┌─ Source data
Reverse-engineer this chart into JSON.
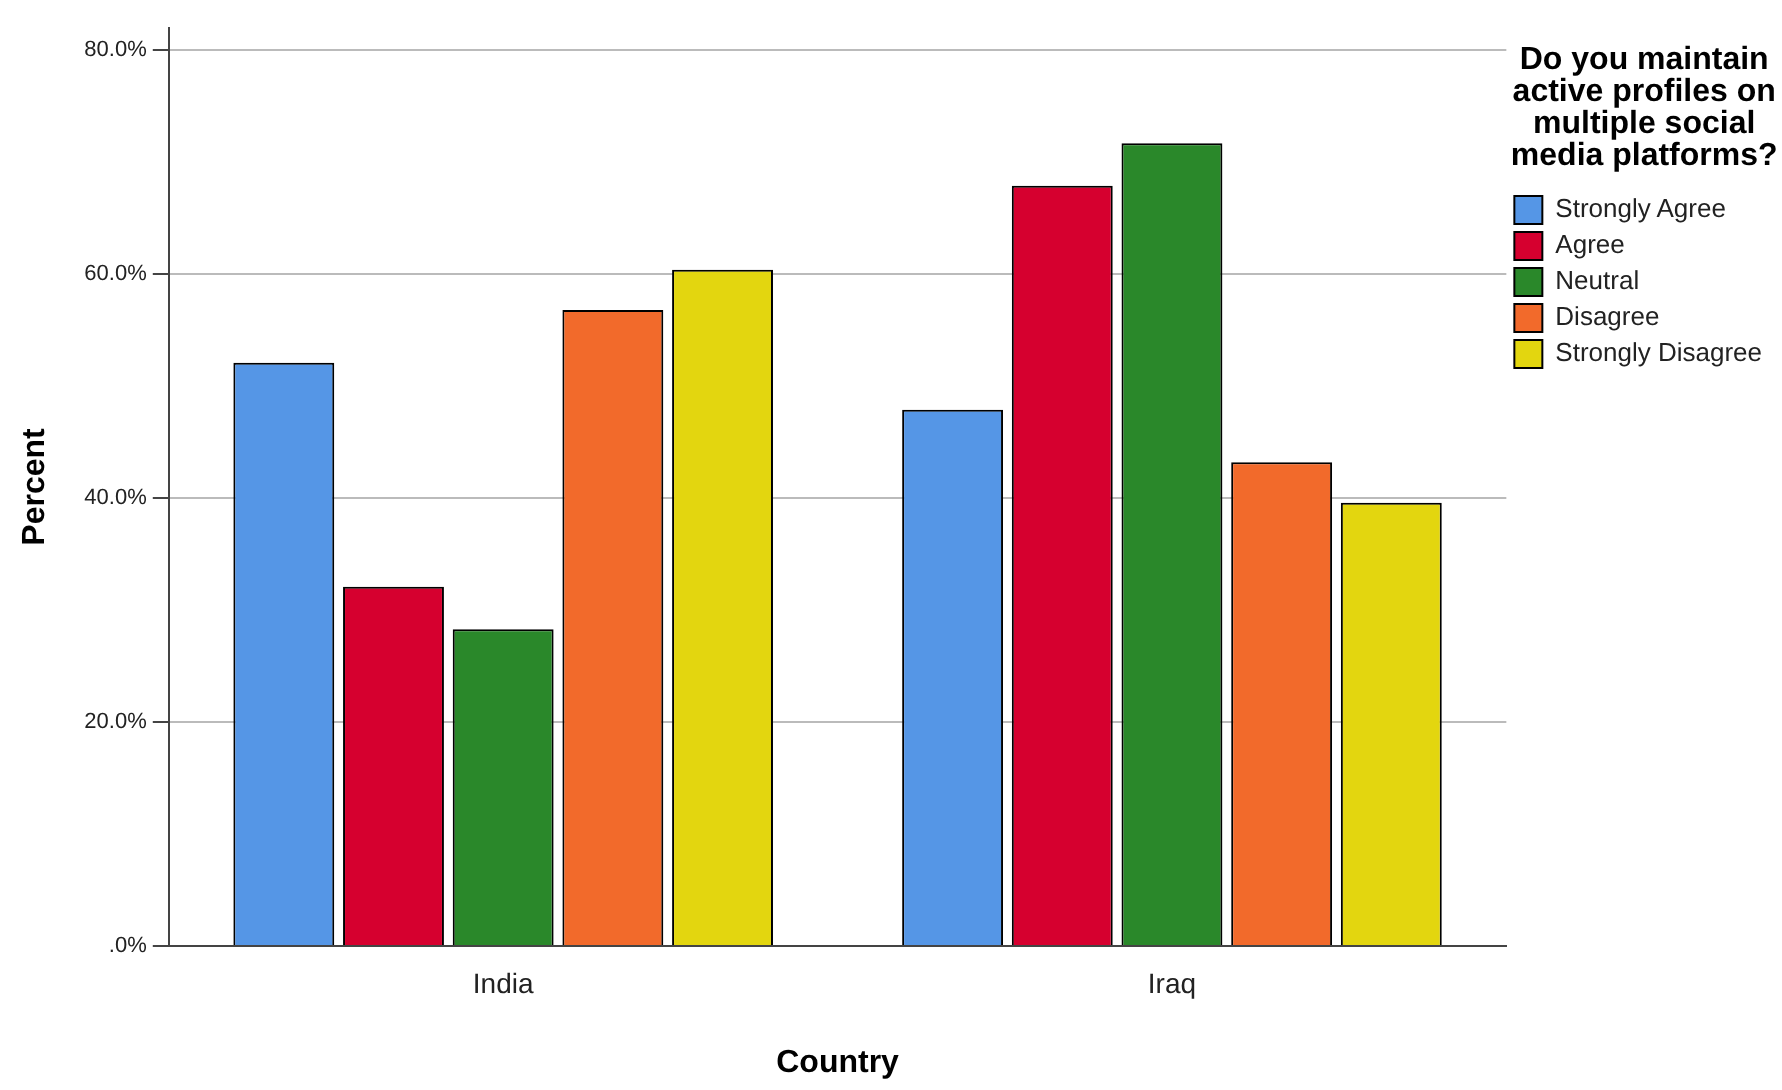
{
  "chart_data": {
    "type": "bar",
    "xlabel": "Country",
    "ylabel": "Percent",
    "legend_title": "Do you maintain active profiles on multiple social media platforms?",
    "categories": [
      "India",
      "Iraq"
    ],
    "series": [
      {
        "name": "Strongly Agree",
        "color": "#5596e6",
        "values": [
          52.1,
          47.9
        ]
      },
      {
        "name": "Agree",
        "color": "#d6002f",
        "values": [
          32.1,
          67.9
        ]
      },
      {
        "name": "Neutral",
        "color": "#2a882a",
        "values": [
          28.3,
          71.7
        ]
      },
      {
        "name": "Disagree",
        "color": "#f26a2b",
        "values": [
          56.8,
          43.2
        ]
      },
      {
        "name": "Strongly Disagree",
        "color": "#e3d60f",
        "values": [
          60.4,
          39.6
        ]
      }
    ],
    "ylim": [
      0,
      82
    ],
    "yticks": [
      {
        "value": 0,
        "label": ".0%"
      },
      {
        "value": 20,
        "label": "20.0%"
      },
      {
        "value": 40,
        "label": "40.0%"
      },
      {
        "value": 60,
        "label": "60.0%"
      },
      {
        "value": 80,
        "label": "80.0%"
      }
    ],
    "grid": "y",
    "legend": "top right"
  }
}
└─
_Work to complete_
Your copy should match the entries exactly, minus the pictures.

_Reply_
Reverse-engineer this chart into JSON.
{
  "chart_data": {
    "type": "bar",
    "xlabel": "Country",
    "ylabel": "Percent",
    "legend_title": "Do you maintain active profiles on multiple social media platforms?",
    "categories": [
      "India",
      "Iraq"
    ],
    "series": [
      {
        "name": "Strongly Agree",
        "color": "#5596e6",
        "values": [
          52.1,
          47.9
        ]
      },
      {
        "name": "Agree",
        "color": "#d6002f",
        "values": [
          32.1,
          67.9
        ]
      },
      {
        "name": "Neutral",
        "color": "#2a882a",
        "values": [
          28.3,
          71.7
        ]
      },
      {
        "name": "Disagree",
        "color": "#f26a2b",
        "values": [
          56.8,
          43.2
        ]
      },
      {
        "name": "Strongly Disagree",
        "color": "#e3d60f",
        "values": [
          60.4,
          39.6
        ]
      }
    ],
    "ylim": [
      0,
      82
    ],
    "yticks": [
      {
        "value": 0,
        "label": ".0%"
      },
      {
        "value": 20,
        "label": "20.0%"
      },
      {
        "value": 40,
        "label": "40.0%"
      },
      {
        "value": 60,
        "label": "60.0%"
      },
      {
        "value": 80,
        "label": "80.0%"
      }
    ],
    "grid": "y",
    "legend": "top right"
  }
}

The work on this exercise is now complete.